Required task
Please write out the complete listing that follows, exactly as it reads.
==== Source data
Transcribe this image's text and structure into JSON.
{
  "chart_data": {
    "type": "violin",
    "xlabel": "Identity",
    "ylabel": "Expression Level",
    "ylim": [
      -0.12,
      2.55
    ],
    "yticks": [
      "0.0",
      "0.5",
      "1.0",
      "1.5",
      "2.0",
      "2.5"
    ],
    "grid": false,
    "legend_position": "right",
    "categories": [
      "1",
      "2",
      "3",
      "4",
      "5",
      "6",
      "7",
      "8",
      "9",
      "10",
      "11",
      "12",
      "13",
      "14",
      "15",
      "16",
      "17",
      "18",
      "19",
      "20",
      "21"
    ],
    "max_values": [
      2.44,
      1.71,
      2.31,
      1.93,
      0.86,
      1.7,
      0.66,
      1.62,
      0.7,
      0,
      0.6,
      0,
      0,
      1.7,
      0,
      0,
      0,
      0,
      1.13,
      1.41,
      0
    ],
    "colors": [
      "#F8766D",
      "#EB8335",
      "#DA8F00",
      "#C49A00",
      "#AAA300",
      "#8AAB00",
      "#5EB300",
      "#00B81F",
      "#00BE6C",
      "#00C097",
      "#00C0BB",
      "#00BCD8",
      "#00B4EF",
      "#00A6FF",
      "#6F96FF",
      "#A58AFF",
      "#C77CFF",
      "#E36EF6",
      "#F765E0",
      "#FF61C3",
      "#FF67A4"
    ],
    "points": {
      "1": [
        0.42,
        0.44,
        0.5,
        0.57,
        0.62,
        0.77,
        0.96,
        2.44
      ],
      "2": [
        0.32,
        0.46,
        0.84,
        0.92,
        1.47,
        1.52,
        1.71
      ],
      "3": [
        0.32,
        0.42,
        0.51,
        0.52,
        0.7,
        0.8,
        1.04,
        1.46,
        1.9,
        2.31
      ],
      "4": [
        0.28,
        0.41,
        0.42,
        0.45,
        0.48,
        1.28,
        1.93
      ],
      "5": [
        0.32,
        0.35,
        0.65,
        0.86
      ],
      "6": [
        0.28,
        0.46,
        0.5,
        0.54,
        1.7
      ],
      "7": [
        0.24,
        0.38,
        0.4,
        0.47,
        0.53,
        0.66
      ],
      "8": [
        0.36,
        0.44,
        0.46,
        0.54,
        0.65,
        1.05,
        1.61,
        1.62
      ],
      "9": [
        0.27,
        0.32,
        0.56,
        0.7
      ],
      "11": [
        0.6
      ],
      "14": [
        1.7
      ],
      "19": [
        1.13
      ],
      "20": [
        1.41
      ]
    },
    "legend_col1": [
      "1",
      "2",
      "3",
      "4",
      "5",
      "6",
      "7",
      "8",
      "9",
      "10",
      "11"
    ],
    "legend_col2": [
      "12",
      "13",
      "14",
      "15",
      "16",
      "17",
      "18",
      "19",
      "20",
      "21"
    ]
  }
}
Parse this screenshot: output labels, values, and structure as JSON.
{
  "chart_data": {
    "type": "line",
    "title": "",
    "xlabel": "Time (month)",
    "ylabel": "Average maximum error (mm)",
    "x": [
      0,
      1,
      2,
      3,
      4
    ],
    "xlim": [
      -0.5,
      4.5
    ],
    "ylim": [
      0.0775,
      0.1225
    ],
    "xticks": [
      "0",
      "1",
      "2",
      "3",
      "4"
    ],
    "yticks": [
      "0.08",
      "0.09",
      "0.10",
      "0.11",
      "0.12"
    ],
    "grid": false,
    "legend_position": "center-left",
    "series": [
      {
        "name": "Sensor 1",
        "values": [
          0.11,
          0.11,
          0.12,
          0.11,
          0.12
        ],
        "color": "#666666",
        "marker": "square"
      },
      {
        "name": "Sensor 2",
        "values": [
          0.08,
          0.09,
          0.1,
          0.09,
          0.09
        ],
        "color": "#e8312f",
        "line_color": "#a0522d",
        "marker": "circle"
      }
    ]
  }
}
========
Final answer
Transcribe this image's text and structure into JSON.
{
  "chart_data": {
    "type": "violin",
    "xlabel": "Identity",
    "ylabel": "Expression Level",
    "ylim": [
      -0.12,
      2.55
    ],
    "yticks": [
      "0.0",
      "0.5",
      "1.0",
      "1.5",
      "2.0",
      "2.5"
    ],
    "grid": false,
    "legend_position": "right",
    "categories": [
      "1",
      "2",
      "3",
      "4",
      "5",
      "6",
      "7",
      "8",
      "9",
      "10",
      "11",
      "12",
      "13",
      "14",
      "15",
      "16",
      "17",
      "18",
      "19",
      "20",
      "21"
    ],
    "max_values": [
      2.44,
      1.71,
      2.31,
      1.93,
      0.86,
      1.7,
      0.66,
      1.62,
      0.7,
      0,
      0.6,
      0,
      0,
      1.7,
      0,
      0,
      0,
      0,
      1.13,
      1.41,
      0
    ],
    "colors": [
      "#F8766D",
      "#EB8335",
      "#DA8F00",
      "#C49A00",
      "#AAA300",
      "#8AAB00",
      "#5EB300",
      "#00B81F",
      "#00BE6C",
      "#00C097",
      "#00C0BB",
      "#00BCD8",
      "#00B4EF",
      "#00A6FF",
      "#6F96FF",
      "#A58AFF",
      "#C77CFF",
      "#E36EF6",
      "#F765E0",
      "#FF61C3",
      "#FF67A4"
    ],
    "points": {
      "1": [
        0.42,
        0.44,
        0.5,
        0.57,
        0.62,
        0.77,
        0.96,
        2.44
      ],
      "2": [
        0.32,
        0.46,
        0.84,
        0.92,
        1.47,
        1.52,
        1.71
      ],
      "3": [
        0.32,
        0.42,
        0.51,
        0.52,
        0.7,
        0.8,
        1.04,
        1.46,
        1.9,
        2.31
      ],
      "4": [
        0.28,
        0.41,
        0.42,
        0.45,
        0.48,
        1.28,
        1.93
      ],
      "5": [
        0.32,
        0.35,
        0.65,
        0.86
      ],
      "6": [
        0.28,
        0.46,
        0.5,
        0.54,
        1.7
      ],
      "7": [
        0.24,
        0.38,
        0.4,
        0.47,
        0.53,
        0.66
      ],
      "8": [
        0.36,
        0.44,
        0.46,
        0.54,
        0.65,
        1.05,
        1.61,
        1.62
      ],
      "9": [
        0.27,
        0.32,
        0.56,
        0.7
      ],
      "11": [
        0.6
      ],
      "14": [
        1.7
      ],
      "19": [
        1.13
      ],
      "20": [
        1.41
      ]
    },
    "legend_col1": [
      "1",
      "2",
      "3",
      "4",
      "5",
      "6",
      "7",
      "8",
      "9",
      "10",
      "11"
    ],
    "legend_col2": [
      "12",
      "13",
      "14",
      "15",
      "16",
      "17",
      "18",
      "19",
      "20",
      "21"
    ]
  }
}
Parse this screenshot: output labels, values, and structure as JSON.
{
  "chart_data": {
    "type": "line",
    "title": "",
    "xlabel": "Time (month)",
    "ylabel": "Average maximum error (mm)",
    "x": [
      0,
      1,
      2,
      3,
      4
    ],
    "xlim": [
      -0.5,
      4.5
    ],
    "ylim": [
      0.0775,
      0.1225
    ],
    "xticks": [
      "0",
      "1",
      "2",
      "3",
      "4"
    ],
    "yticks": [
      "0.08",
      "0.09",
      "0.10",
      "0.11",
      "0.12"
    ],
    "grid": false,
    "legend_position": "center-left",
    "series": [
      {
        "name": "Sensor 1",
        "values": [
          0.11,
          0.11,
          0.12,
          0.11,
          0.12
        ],
        "color": "#666666",
        "marker": "square"
      },
      {
        "name": "Sensor 2",
        "values": [
          0.08,
          0.09,
          0.1,
          0.09,
          0.09
        ],
        "color": "#e8312f",
        "line_color": "#a0522d",
        "marker": "circle"
      }
    ]
  }
}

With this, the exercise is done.